■ PROBLEM ■
Within the listing below, locate all lines containing the word "preventing". Copy each one.

■ DATASET RECORDS ■
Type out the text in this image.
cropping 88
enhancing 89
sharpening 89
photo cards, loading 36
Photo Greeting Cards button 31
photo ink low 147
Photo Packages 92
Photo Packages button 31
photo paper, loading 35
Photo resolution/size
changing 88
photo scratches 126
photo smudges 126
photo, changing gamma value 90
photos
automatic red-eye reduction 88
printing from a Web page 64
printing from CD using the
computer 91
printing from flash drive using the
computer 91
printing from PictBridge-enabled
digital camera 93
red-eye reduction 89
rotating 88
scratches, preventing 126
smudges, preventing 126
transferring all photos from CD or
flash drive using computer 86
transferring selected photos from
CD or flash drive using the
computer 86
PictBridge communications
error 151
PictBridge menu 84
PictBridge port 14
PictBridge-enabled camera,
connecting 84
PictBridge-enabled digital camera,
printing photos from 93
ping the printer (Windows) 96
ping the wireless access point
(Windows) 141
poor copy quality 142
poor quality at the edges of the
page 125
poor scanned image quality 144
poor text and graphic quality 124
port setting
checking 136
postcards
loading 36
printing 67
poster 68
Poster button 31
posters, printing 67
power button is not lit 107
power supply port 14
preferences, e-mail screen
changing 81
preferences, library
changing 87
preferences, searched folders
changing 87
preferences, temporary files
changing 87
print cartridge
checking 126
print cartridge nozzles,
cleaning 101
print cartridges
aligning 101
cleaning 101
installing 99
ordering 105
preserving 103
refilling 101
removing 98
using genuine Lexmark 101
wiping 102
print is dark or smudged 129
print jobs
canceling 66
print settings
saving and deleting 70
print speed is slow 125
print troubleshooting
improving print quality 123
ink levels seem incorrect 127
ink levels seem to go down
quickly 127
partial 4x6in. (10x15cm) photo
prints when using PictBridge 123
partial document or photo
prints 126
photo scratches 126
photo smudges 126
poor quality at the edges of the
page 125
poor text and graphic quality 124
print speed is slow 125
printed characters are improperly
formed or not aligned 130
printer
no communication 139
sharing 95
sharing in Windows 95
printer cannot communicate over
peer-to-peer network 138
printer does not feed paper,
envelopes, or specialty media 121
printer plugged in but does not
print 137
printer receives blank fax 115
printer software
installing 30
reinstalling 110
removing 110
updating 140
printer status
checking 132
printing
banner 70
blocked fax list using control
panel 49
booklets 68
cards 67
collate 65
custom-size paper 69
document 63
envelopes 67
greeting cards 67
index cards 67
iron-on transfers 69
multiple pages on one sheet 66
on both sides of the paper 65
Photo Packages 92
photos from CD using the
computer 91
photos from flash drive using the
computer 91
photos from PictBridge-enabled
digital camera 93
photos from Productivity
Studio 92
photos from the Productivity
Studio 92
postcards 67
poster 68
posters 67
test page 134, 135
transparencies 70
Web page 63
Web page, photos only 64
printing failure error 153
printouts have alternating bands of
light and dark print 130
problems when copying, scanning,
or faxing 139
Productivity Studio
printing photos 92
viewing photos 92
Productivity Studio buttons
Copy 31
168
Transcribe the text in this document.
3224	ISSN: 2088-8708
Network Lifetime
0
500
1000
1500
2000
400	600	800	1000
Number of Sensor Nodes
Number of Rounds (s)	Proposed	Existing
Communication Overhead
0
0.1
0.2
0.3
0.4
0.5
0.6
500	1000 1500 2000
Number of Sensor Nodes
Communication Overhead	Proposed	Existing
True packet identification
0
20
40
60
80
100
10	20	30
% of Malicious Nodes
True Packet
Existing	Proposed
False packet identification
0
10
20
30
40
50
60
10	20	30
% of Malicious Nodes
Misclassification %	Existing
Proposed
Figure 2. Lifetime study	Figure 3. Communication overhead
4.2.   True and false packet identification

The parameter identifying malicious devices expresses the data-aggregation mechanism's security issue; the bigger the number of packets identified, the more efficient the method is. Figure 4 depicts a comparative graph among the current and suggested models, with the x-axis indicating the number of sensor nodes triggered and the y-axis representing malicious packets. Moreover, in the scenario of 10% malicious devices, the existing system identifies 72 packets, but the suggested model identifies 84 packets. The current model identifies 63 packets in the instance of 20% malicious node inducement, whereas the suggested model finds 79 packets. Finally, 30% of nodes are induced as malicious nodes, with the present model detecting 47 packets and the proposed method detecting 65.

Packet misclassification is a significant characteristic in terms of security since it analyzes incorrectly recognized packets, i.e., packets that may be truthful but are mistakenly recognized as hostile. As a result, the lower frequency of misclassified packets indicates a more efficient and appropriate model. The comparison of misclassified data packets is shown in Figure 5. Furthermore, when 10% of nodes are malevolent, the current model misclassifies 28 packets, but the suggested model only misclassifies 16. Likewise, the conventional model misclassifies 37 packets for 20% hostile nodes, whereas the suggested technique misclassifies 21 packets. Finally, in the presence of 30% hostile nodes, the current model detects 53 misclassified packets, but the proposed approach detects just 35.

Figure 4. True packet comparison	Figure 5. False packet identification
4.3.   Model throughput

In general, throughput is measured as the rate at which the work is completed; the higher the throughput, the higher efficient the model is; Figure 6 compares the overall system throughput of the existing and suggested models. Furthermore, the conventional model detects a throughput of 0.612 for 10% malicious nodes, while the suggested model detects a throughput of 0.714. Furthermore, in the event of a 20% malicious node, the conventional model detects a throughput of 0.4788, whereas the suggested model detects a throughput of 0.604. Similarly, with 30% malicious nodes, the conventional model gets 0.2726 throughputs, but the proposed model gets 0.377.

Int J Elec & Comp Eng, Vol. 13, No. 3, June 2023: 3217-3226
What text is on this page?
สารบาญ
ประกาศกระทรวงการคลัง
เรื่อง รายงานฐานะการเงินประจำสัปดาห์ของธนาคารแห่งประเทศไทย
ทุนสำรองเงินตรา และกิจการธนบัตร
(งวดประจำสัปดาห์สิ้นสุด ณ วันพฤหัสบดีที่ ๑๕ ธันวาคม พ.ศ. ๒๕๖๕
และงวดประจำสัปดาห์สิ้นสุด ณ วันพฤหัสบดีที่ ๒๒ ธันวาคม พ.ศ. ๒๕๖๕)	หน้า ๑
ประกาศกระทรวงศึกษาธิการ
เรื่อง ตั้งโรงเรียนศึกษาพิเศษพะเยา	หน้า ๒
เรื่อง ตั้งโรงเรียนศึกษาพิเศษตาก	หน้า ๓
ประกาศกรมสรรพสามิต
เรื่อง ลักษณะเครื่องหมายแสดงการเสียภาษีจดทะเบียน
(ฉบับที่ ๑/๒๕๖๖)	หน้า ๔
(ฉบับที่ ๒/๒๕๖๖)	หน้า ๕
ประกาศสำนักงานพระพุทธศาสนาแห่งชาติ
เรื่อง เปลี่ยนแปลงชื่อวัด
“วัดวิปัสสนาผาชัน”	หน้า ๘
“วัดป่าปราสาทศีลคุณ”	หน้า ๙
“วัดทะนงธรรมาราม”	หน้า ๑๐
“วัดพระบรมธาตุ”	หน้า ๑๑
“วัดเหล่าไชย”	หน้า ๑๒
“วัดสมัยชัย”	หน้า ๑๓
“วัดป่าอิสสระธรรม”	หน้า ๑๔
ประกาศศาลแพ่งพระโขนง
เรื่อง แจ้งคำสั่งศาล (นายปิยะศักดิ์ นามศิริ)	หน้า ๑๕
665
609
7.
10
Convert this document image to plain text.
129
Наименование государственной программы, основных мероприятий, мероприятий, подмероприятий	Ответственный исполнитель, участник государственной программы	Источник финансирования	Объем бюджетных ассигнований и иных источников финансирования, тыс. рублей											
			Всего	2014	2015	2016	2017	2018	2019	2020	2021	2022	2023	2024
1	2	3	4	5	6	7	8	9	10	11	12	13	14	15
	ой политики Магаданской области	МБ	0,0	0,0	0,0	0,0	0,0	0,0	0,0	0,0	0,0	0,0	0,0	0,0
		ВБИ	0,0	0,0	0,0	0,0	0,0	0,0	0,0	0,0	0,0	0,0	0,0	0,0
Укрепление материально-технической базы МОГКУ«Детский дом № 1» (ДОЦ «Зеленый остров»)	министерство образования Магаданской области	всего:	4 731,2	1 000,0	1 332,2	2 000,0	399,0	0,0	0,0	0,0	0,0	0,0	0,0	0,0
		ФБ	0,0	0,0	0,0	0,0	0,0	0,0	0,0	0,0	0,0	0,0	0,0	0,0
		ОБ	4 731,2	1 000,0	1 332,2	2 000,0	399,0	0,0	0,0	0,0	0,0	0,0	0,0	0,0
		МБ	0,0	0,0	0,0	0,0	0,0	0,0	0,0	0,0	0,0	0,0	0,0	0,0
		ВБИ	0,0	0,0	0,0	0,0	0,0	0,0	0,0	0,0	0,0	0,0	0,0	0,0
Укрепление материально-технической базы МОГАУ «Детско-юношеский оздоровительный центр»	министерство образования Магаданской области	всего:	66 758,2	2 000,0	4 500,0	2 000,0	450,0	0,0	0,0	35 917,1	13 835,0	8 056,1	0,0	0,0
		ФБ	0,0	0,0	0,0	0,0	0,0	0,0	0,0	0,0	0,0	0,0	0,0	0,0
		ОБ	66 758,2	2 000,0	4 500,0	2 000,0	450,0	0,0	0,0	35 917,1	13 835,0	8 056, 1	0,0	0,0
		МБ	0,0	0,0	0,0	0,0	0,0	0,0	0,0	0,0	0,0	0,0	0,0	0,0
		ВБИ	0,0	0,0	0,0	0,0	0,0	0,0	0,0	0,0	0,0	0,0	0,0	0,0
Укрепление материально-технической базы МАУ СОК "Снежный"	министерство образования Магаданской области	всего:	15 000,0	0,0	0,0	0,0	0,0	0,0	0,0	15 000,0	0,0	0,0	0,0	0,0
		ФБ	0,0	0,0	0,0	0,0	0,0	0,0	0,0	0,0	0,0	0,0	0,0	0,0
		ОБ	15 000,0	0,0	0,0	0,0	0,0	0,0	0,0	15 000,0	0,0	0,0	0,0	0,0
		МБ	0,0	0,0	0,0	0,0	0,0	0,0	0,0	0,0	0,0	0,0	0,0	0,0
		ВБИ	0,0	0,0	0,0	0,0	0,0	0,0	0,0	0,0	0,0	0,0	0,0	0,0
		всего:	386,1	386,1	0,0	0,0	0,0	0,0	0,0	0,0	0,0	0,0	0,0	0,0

■ THE OUTPUT ■
scratches, preventing 126
smudges, preventing 126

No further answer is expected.